* [WRITTEN PROBLEM] Show all lines from the listing below that contain "world".

* [DATA SUPPLIED]
########################################
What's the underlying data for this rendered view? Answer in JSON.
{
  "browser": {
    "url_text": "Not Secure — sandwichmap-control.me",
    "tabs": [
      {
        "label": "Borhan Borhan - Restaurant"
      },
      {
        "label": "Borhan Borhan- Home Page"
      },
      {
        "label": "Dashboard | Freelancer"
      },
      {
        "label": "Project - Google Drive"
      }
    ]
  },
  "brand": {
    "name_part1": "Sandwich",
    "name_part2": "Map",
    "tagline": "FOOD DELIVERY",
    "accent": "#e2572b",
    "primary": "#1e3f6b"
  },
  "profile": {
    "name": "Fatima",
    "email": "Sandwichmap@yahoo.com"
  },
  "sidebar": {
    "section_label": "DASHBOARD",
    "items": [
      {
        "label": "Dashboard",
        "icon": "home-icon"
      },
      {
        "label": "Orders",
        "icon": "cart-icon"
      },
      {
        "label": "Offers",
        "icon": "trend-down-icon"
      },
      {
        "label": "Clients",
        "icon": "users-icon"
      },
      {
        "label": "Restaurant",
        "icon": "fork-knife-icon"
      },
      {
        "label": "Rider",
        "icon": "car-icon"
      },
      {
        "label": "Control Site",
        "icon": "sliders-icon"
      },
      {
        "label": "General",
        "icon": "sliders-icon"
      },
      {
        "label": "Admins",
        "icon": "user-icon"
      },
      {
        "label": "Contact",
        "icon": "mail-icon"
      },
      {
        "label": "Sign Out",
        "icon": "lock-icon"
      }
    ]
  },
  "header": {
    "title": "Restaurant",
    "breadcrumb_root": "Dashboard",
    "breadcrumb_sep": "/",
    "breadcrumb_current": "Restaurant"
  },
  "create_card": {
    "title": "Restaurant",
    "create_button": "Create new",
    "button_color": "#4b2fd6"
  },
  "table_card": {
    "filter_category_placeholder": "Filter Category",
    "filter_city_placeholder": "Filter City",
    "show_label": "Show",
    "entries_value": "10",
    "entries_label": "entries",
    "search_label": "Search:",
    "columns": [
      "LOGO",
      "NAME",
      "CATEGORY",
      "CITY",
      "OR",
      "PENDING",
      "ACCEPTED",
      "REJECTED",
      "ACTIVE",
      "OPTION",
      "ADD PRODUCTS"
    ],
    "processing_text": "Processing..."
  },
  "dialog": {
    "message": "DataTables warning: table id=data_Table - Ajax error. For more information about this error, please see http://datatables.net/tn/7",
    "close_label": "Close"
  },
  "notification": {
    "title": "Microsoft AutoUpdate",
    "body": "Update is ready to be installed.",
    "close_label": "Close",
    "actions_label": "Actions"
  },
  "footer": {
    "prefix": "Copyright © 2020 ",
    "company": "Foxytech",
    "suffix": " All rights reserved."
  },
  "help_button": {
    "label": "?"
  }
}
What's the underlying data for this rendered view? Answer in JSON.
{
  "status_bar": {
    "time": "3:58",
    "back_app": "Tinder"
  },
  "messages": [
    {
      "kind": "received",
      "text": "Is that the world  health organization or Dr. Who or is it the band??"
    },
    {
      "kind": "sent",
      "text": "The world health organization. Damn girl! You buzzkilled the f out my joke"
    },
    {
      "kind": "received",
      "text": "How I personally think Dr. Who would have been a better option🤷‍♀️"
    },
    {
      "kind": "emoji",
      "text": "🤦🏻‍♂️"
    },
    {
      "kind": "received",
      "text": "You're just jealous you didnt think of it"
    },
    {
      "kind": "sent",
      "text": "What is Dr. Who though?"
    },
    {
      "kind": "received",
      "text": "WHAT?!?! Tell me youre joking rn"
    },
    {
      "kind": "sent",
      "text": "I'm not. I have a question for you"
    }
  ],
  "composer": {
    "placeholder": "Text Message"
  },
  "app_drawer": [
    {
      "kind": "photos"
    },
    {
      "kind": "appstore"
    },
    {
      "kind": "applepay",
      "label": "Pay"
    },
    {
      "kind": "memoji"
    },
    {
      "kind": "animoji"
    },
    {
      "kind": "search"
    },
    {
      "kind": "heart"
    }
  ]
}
########################################
* [WRITTEN SOLUTION]
      "text": "Is that the world  health organization or Dr. Who or is it the band??"
      "text": "The world health organization. Damn girl! You buzzkilled the f out my joke"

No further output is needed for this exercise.